◆ WHAT TO WORK ON ◆
Find the word "name" in the data. Return every line where it appears.
-- BEGIN MATERIAL PROVIDED --
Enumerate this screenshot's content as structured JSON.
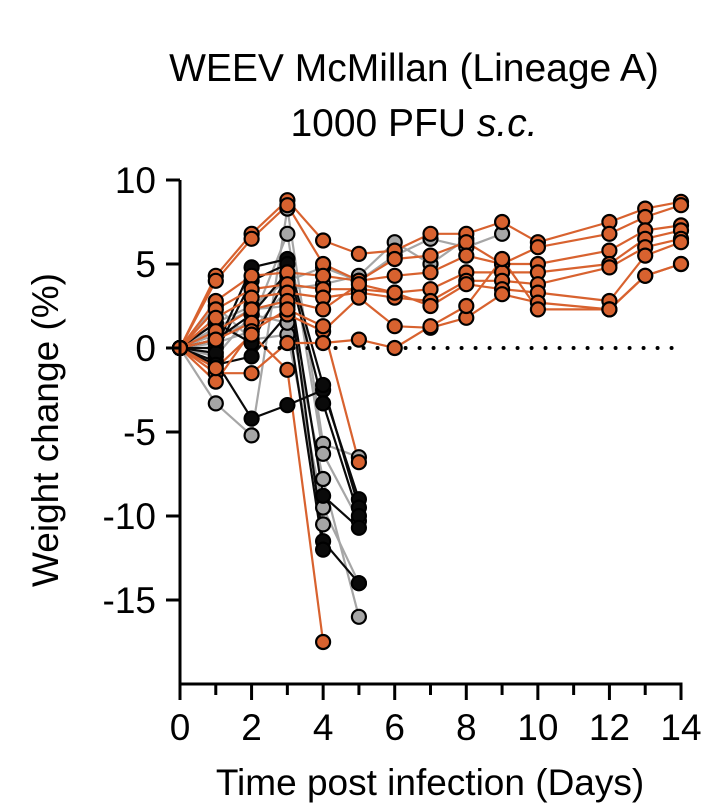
{
  "chart_data": {
    "type": "line",
    "title_line1": "WEEV McMillan (Lineage A)",
    "title_line2_prefix": "1000 PFU ",
    "title_line2_italic": "s.c.",
    "xlabel": "Time post infection (Days)",
    "ylabel": "Weight change (%)",
    "xlim": [
      0,
      14
    ],
    "ylim": [
      -20,
      10
    ],
    "x_ticks": [
      0,
      2,
      4,
      6,
      8,
      10,
      12,
      14
    ],
    "x_minor_ticks": [
      1,
      3,
      5,
      7,
      9,
      11,
      13
    ],
    "y_ticks": [
      10,
      5,
      0,
      -5,
      -10,
      -15
    ],
    "y_tick_labels": [
      "10",
      "5",
      "0",
      "-5",
      "-10",
      "-15"
    ],
    "baseline": {
      "y": 0,
      "x_from": 2,
      "x_to": 14,
      "style": "dotted"
    },
    "colors": {
      "survivor": "#d8622f",
      "fatal_black": "#0a0a0a",
      "fatal_gray": "#a6a6a6",
      "marker_edge": "#000000",
      "baseline": "#000000"
    },
    "series": [
      {
        "group": "survivor",
        "x": [
          0,
          1,
          2,
          3,
          4,
          5,
          6,
          7,
          8,
          9,
          10,
          12,
          13,
          14
        ],
        "y": [
          0,
          4.3,
          6.8,
          8.8,
          6.4,
          5.6,
          5.8,
          6.8,
          6.8,
          7.5,
          6.3,
          7.5,
          8.3,
          8.7
        ]
      },
      {
        "group": "survivor",
        "x": [
          0,
          1,
          2,
          3,
          4,
          5,
          6,
          7,
          8,
          9,
          10,
          12,
          13,
          14
        ],
        "y": [
          0,
          4.0,
          6.5,
          8.5,
          5.0,
          4.0,
          5.3,
          5.5,
          6.3,
          5.0,
          6.0,
          6.8,
          7.8,
          8.5
        ]
      },
      {
        "group": "survivor",
        "x": [
          0,
          1,
          2,
          3,
          4,
          5,
          6,
          7,
          8,
          9,
          10,
          12,
          13,
          14
        ],
        "y": [
          0,
          2.8,
          4.3,
          4.5,
          4.3,
          4.0,
          4.3,
          4.5,
          5.5,
          5.0,
          5.0,
          5.8,
          7.0,
          7.3
        ]
      },
      {
        "group": "survivor",
        "x": [
          0,
          1,
          2,
          3,
          4,
          5,
          6,
          7,
          8,
          9,
          10,
          12,
          13,
          14
        ],
        "y": [
          0,
          2.3,
          3.5,
          3.8,
          3.5,
          3.5,
          3.3,
          3.5,
          4.5,
          4.5,
          4.5,
          5.0,
          6.5,
          7.0
        ]
      },
      {
        "group": "survivor",
        "x": [
          0,
          1,
          2,
          3,
          4,
          5,
          6,
          7,
          8,
          9,
          10,
          12,
          13,
          14
        ],
        "y": [
          0,
          1.8,
          3.0,
          3.3,
          3.0,
          3.3,
          3.0,
          2.8,
          4.0,
          4.0,
          3.8,
          4.8,
          6.0,
          6.5
        ]
      },
      {
        "group": "survivor",
        "x": [
          0,
          1,
          2,
          3,
          4,
          5,
          6,
          7,
          8,
          9,
          10,
          12,
          13,
          14
        ],
        "y": [
          0,
          1.0,
          2.3,
          2.8,
          2.3,
          3.8,
          3.3,
          2.5,
          3.8,
          3.5,
          3.3,
          2.8,
          5.5,
          6.3
        ]
      },
      {
        "group": "survivor",
        "x": [
          0,
          1,
          2,
          3,
          4,
          5,
          6,
          7,
          8,
          9,
          10,
          12,
          13,
          14
        ],
        "y": [
          0,
          0.5,
          1.5,
          2.0,
          1.0,
          3.0,
          1.3,
          1.2,
          1.8,
          3.2,
          2.7,
          2.3,
          4.3,
          5.0
        ]
      },
      {
        "group": "survivor",
        "x": [
          0,
          1,
          2,
          3,
          4,
          5,
          6,
          7,
          8,
          9,
          10,
          12,
          13,
          14
        ],
        "y": [
          0,
          -1.5,
          -1.5,
          0.3,
          0.3,
          0.5,
          0.0,
          1.3,
          2.5,
          5.3,
          2.3,
          2.3,
          4.3,
          5.0
        ]
      },
      {
        "group": "survivor",
        "x": [
          0,
          1,
          2,
          3,
          4,
          5
        ],
        "y": [
          0,
          -2.0,
          1.0,
          2.3,
          1.3,
          -6.8
        ]
      },
      {
        "group": "survivor",
        "x": [
          0,
          1,
          2,
          3,
          4
        ],
        "y": [
          0,
          -1.2,
          0.8,
          -1.3,
          -17.5
        ]
      },
      {
        "group": "fatal_gray",
        "x": [
          0,
          1,
          2,
          3,
          4,
          5
        ],
        "y": [
          0,
          -3.3,
          -5.2,
          8.3,
          -5.7,
          -6.5
        ]
      },
      {
        "group": "fatal_gray",
        "x": [
          0,
          1,
          2,
          3,
          4,
          5
        ],
        "y": [
          0,
          0.8,
          1.5,
          6.8,
          -6.3,
          -10.3
        ]
      },
      {
        "group": "fatal_gray",
        "x": [
          0,
          1,
          2,
          3,
          4,
          5
        ],
        "y": [
          0,
          1.2,
          2.3,
          2.5,
          -7.8,
          -16.0
        ]
      },
      {
        "group": "fatal_gray",
        "x": [
          0,
          1,
          2,
          3,
          4,
          5
        ],
        "y": [
          0,
          2.5,
          0.5,
          0.8,
          -9.5,
          -14.0
        ]
      },
      {
        "group": "fatal_gray",
        "x": [
          0,
          1,
          2,
          3,
          4
        ],
        "y": [
          0,
          -0.5,
          2.0,
          1.5,
          -10.5
        ]
      },
      {
        "group": "fatal_gray",
        "x": [
          0,
          1,
          2,
          3,
          4,
          5,
          6,
          7,
          8
        ],
        "y": [
          0,
          0.3,
          1.0,
          3.5,
          3.8,
          4.3,
          6.3,
          5.0,
          6.5
        ]
      },
      {
        "group": "fatal_gray",
        "x": [
          0,
          1,
          2,
          3,
          4,
          5,
          6,
          7,
          8,
          9
        ],
        "y": [
          0,
          1.5,
          2.5,
          4.0,
          4.8,
          4.0,
          5.5,
          6.5,
          6.0,
          6.8
        ]
      },
      {
        "group": "fatal_black",
        "x": [
          0,
          1,
          2,
          3,
          4,
          5
        ],
        "y": [
          0,
          -0.8,
          -4.2,
          -3.4,
          -2.5,
          -9.0
        ]
      },
      {
        "group": "fatal_black",
        "x": [
          0,
          1,
          2,
          3,
          4,
          5
        ],
        "y": [
          0,
          0.0,
          4.8,
          5.3,
          -2.2,
          -9.5
        ]
      },
      {
        "group": "fatal_black",
        "x": [
          0,
          1,
          2,
          3,
          4,
          5
        ],
        "y": [
          0,
          -0.3,
          4.0,
          5.0,
          -3.3,
          -10.0
        ]
      },
      {
        "group": "fatal_black",
        "x": [
          0,
          1,
          2,
          3,
          4,
          5
        ],
        "y": [
          0,
          0.5,
          2.0,
          4.5,
          -8.8,
          -10.7
        ]
      },
      {
        "group": "fatal_black",
        "x": [
          0,
          1,
          2,
          3,
          4,
          5
        ],
        "y": [
          0,
          1.5,
          0.3,
          4.3,
          -11.5,
          -14.0
        ]
      },
      {
        "group": "fatal_black",
        "x": [
          0,
          1,
          2,
          3,
          4
        ],
        "y": [
          0,
          -1.0,
          -0.5,
          2.0,
          -12.0
        ]
      }
    ]
  }
}
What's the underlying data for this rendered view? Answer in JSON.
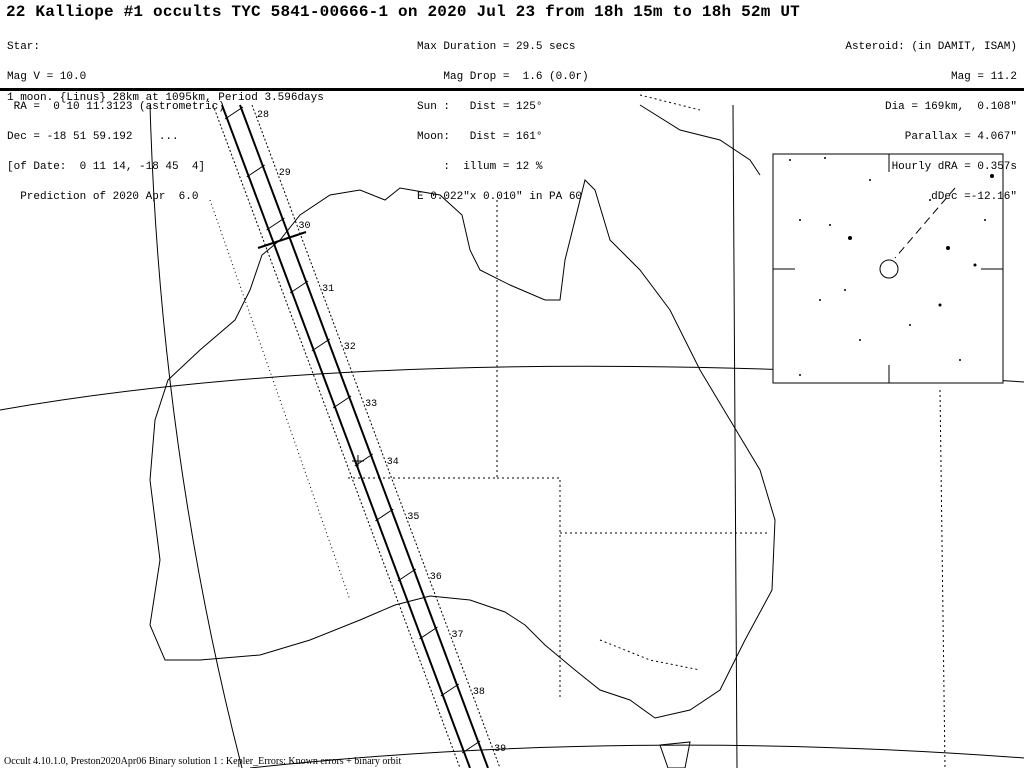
{
  "title": "22 Kalliope #1 occults TYC 5841-00666-1 on 2020 Jul 23 from 18h 15m to 18h 52m UT",
  "star": [
    "Star:",
    "Mag V = 10.0",
    " RA =  0 10 11.3123 (astrometric)",
    "Dec = -18 51 59.192    ...",
    "[of Date:  0 11 14, -18 45  4]",
    "  Prediction of 2020 Apr  6.0"
  ],
  "event": [
    "Max Duration = 29.5 secs",
    "    Mag Drop =  1.6 (0.0r)",
    "Sun :   Dist = 125°",
    "Moon:   Dist = 161°",
    "    :  illum = 12 %",
    "E 0.022\"x 0.010\" in PA 60"
  ],
  "asteroid": [
    "Asteroid: (in DAMIT, ISAM)",
    "Mag = 11.2",
    "Dia = 169km,  0.108\"",
    "Parallax = 4.067\"",
    "Hourly dRA = 0.357s",
    "dDec =-12.16\""
  ],
  "moon_line": "1 moon. {Linus} 28km at 1095km, Period 3.596days",
  "minute_ticks": [
    "28",
    "29",
    "30",
    "31",
    "32",
    "33",
    "34",
    "35",
    "36",
    "37",
    "38",
    "39"
  ],
  "footer": "Occult 4.10.1.0, Preston2020Apr06 Binary solution 1 : Kepler_Errors: Known errors + binary orbit"
}
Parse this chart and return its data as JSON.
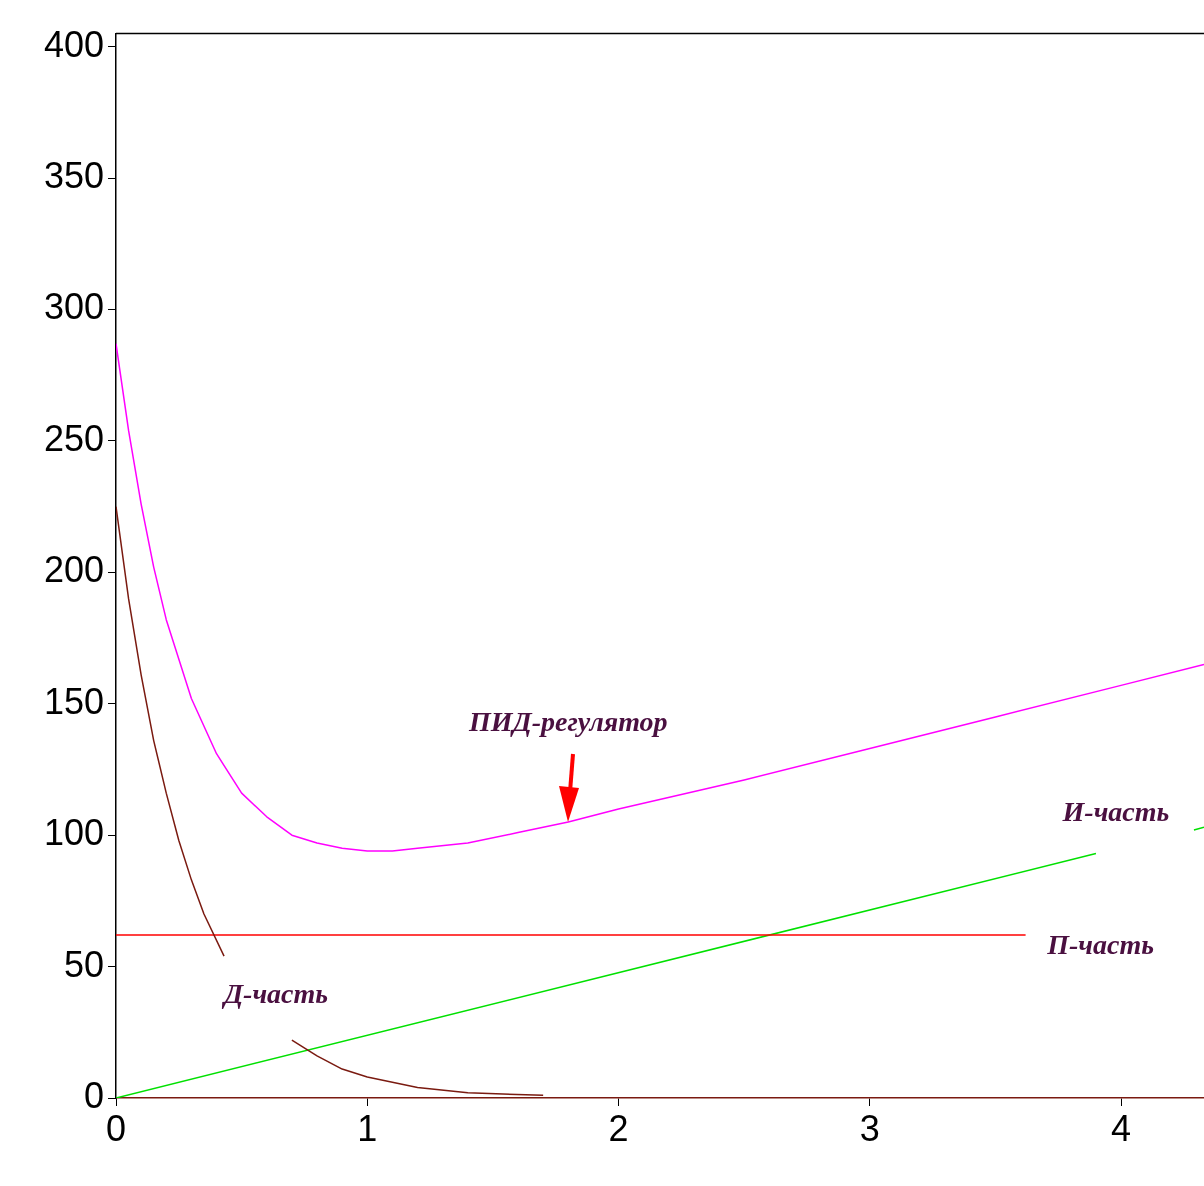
{
  "chart_data": {
    "type": "line",
    "xlim": [
      0,
      4.33
    ],
    "ylim": [
      0,
      405
    ],
    "xticks": [
      0,
      1,
      2,
      3,
      4
    ],
    "yticks": [
      0,
      50,
      100,
      150,
      200,
      250,
      300,
      350,
      400
    ],
    "grid": false,
    "legend": false,
    "marker": "none",
    "line_style": "solid",
    "series": [
      {
        "name": "ПИД-регулятор",
        "color": "#ff00ff",
        "x": [
          0,
          0.05,
          0.1,
          0.15,
          0.2,
          0.3,
          0.4,
          0.5,
          0.6,
          0.7,
          0.8,
          0.9,
          1.0,
          1.1,
          1.2,
          1.4,
          1.6,
          1.8,
          2.0,
          2.5,
          3.0,
          3.5,
          4.0,
          4.33
        ],
        "values": [
          287,
          254,
          226,
          202,
          182,
          152,
          131,
          116,
          107,
          100,
          97,
          95,
          94,
          94,
          95,
          97,
          101,
          105,
          110,
          121,
          133,
          145,
          157,
          165
        ]
      },
      {
        "name": "Д-часть",
        "color": "#7a1a10",
        "x": [
          0,
          0.05,
          0.1,
          0.15,
          0.2,
          0.25,
          0.3,
          0.35,
          0.43,
          0.55,
          0.7,
          0.8,
          0.9,
          1.0,
          1.2,
          1.4,
          1.7
        ],
        "values": [
          225,
          190,
          161,
          136,
          116,
          98,
          83,
          70,
          54,
          null,
          22,
          16,
          11,
          8,
          4,
          2,
          1
        ]
      },
      {
        "name": "П-часть",
        "color": "#ff0000",
        "x": [
          0,
          3.62
        ],
        "values": [
          62,
          62
        ]
      },
      {
        "name": "И-часть",
        "color": "#00e000",
        "x": [
          0,
          3.9,
          4.1,
          4.29,
          4.33
        ],
        "values": [
          0,
          93,
          null,
          102,
          103
        ]
      }
    ]
  }
}
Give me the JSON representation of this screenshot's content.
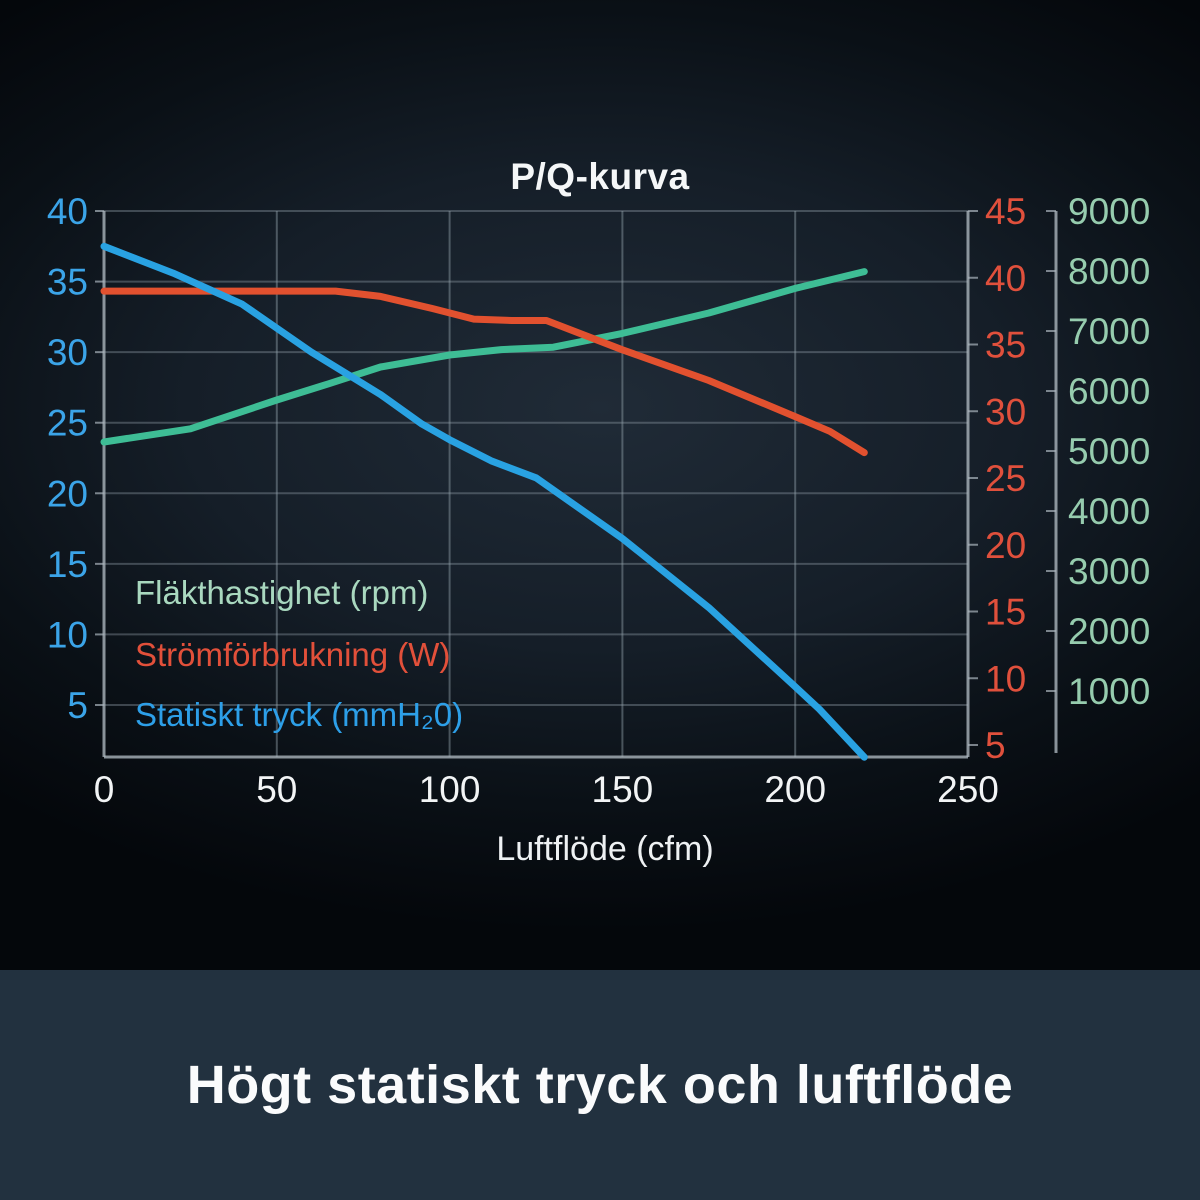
{
  "banner": {
    "text": "Högt statiskt tryck och luftflöde"
  },
  "chart_data": {
    "type": "line",
    "title": "P/Q-kurva",
    "xlabel": "Luftflöde (cfm)",
    "x_range": [
      0,
      250
    ],
    "x_ticks": [
      0,
      50,
      100,
      150,
      200,
      250
    ],
    "grid": true,
    "legend_position": "inside-bottom-left",
    "axes": {
      "left": {
        "name": "Statiskt tryck (mmH₂0)",
        "range_top": 40,
        "range_bottom": 5,
        "ticks": [
          40,
          35,
          30,
          25,
          20,
          15,
          10,
          5
        ],
        "tick_color": "#3ba4e8"
      },
      "right_inner": {
        "name": "Strömförbrukning (W)",
        "range_top": 45,
        "range_bottom": 5,
        "ticks": [
          45,
          40,
          35,
          30,
          25,
          20,
          15,
          10,
          5
        ],
        "tick_color": "#e0503c"
      },
      "right_outer": {
        "name": "Fläkthastighet (rpm)",
        "range_top": 9000,
        "range_bottom": 1000,
        "ticks": [
          9000,
          8000,
          7000,
          6000,
          5000,
          4000,
          3000,
          2000,
          1000
        ],
        "tick_color": "#96ccae"
      }
    },
    "series": [
      {
        "name": "Fläkthastighet (rpm)",
        "axis": "right_outer",
        "color": "#3ebd95",
        "x": [
          0,
          25,
          50,
          65,
          80,
          100,
          115,
          130,
          150,
          175,
          200,
          210,
          220
        ],
        "y": [
          5150,
          5370,
          5850,
          6120,
          6400,
          6600,
          6690,
          6730,
          6960,
          7300,
          7710,
          7850,
          7990
        ]
      },
      {
        "name": "Strömförbrukning (W)",
        "axis": "right_inner",
        "color": "#e2512f",
        "x": [
          0,
          30,
          67,
          80,
          95,
          107,
          118,
          128,
          150,
          175,
          200,
          210,
          220
        ],
        "y": [
          39.0,
          39.0,
          39.0,
          38.6,
          37.7,
          36.9,
          36.8,
          36.8,
          34.6,
          32.3,
          29.6,
          28.5,
          26.9
        ]
      },
      {
        "name": "Statiskt tryck (mmH₂0)",
        "axis": "left",
        "color": "#29a2e2",
        "x": [
          0,
          20,
          40,
          60,
          80,
          92,
          100,
          112,
          125,
          150,
          175,
          200,
          207,
          220
        ],
        "y": [
          37.5,
          35.6,
          33.4,
          30.0,
          27.0,
          24.9,
          23.8,
          22.3,
          21.1,
          16.8,
          11.9,
          6.3,
          4.7,
          1.3
        ]
      }
    ],
    "legend": [
      {
        "label": "Fläkthastighet (rpm)",
        "color": "#a9d8bf"
      },
      {
        "label": "Strömförbrukning (W)",
        "color": "#e2503a"
      },
      {
        "label": "Statiskt tryck (mmH₂0)",
        "color": "#2d9fe8"
      }
    ]
  },
  "colors": {
    "background_center": "#202b37",
    "background_edge": "#04070b",
    "banner_background": "#22313f",
    "grid_line": "#93a1ab",
    "axis_line": "#aab4bc",
    "title_text": "#f5f7f8",
    "x_tick_text": "#f2f4f5"
  }
}
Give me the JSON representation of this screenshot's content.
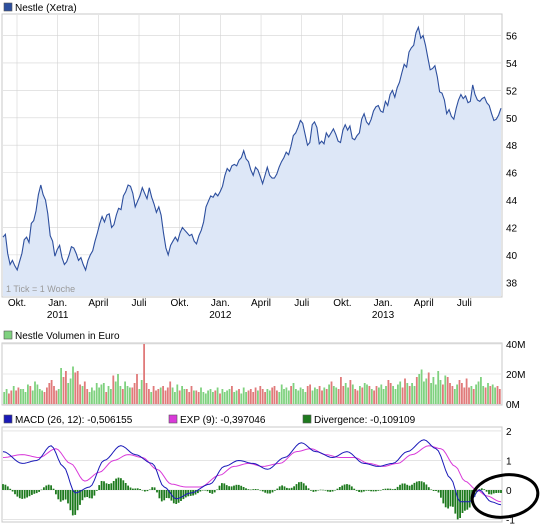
-- END MATERIAL PROVIDED --
◆ REPLY ◆
        "name": "ПИД-регулятор",
        "name": "Д-часть",
        "name": "П-часть",
        "name": "И-часть",
        "name": "Statiskt tryck (mmH₂0)",
        "name": "Strömförbrukning (W)",
        "name": "Fläkthastighet (rpm)",
        "name": "Fläkthastighet (rpm)",
        "name": "Strömförbrukning (W)",
        "name": "Statiskt tryck (mmH₂0)",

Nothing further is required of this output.